:: Objective ::
In the records below, find each line containing the word "label" and copy it.

-- begin --

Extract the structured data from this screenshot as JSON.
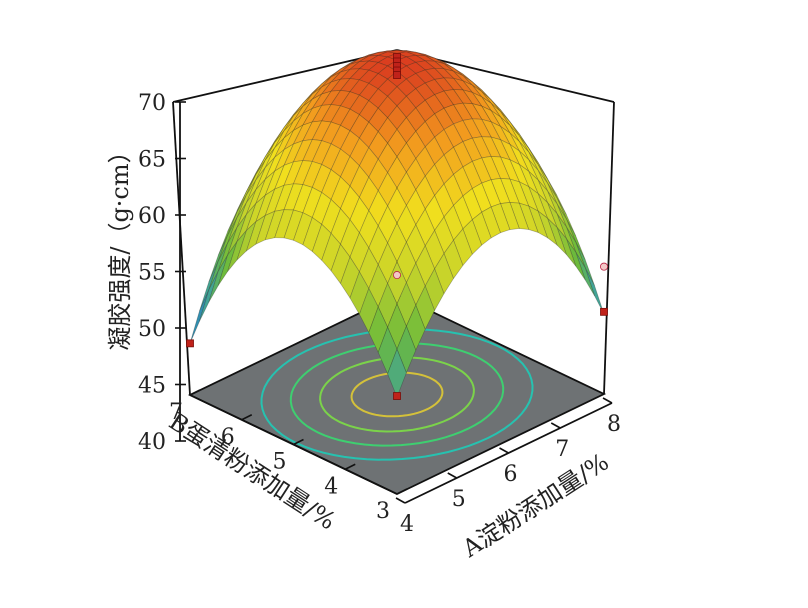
{
  "chart_data": {
    "type": "surface3d",
    "z_axis": {
      "label": "凝胶强度/（g·cm）",
      "range": [
        40,
        70
      ],
      "ticks": [
        "40",
        "45",
        "50",
        "55",
        "60",
        "65",
        "70"
      ]
    },
    "x_axis": {
      "label": "A淀粉添加量/%",
      "range": [
        4,
        8
      ],
      "ticks": [
        "4",
        "5",
        "6",
        "7",
        "8"
      ]
    },
    "y_axis": {
      "label": "B蛋清粉添加量/%",
      "range": [
        3,
        7
      ],
      "ticks": [
        "3",
        "4",
        "5",
        "6",
        "7"
      ]
    },
    "surface": {
      "model": "quadratic",
      "peak": {
        "A": 6,
        "B": 5,
        "value": 65.5
      },
      "corner_values": {
        "A4_B3": 44.5,
        "A8_B3": 43.0,
        "A4_B7": 40.5,
        "A8_B7": 47.0
      }
    },
    "design_points": [
      {
        "A": 6,
        "B": 5,
        "value": 65.8
      },
      {
        "A": 6,
        "B": 5,
        "value": 65.4
      },
      {
        "A": 6,
        "B": 5,
        "value": 65.0
      },
      {
        "A": 6,
        "B": 5,
        "value": 64.6
      },
      {
        "A": 6,
        "B": 5,
        "value": 64.2
      },
      {
        "A": 4,
        "B": 7,
        "value": 40.5
      },
      {
        "A": 8,
        "B": 3,
        "value": 43.2
      },
      {
        "A": 4,
        "B": 3,
        "value": 44.6
      }
    ],
    "colormap": [
      "#1f6fc0",
      "#3aa0a8",
      "#6cba3c",
      "#c8d42a",
      "#f1df1e",
      "#f29a1e",
      "#d7301f"
    ],
    "floor_color": "#6e7274",
    "contour_levels": [
      45,
      50,
      55,
      60
    ],
    "contour_colors": [
      "#26c2b0",
      "#3ecf70",
      "#7bd34a",
      "#d4c13a"
    ]
  }
}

-- end --

:: Full response ::
      "label": "凝胶强度/（g·cm）",
      "label": "A淀粉添加量/%",
      "label": "B蛋清粉添加量/%",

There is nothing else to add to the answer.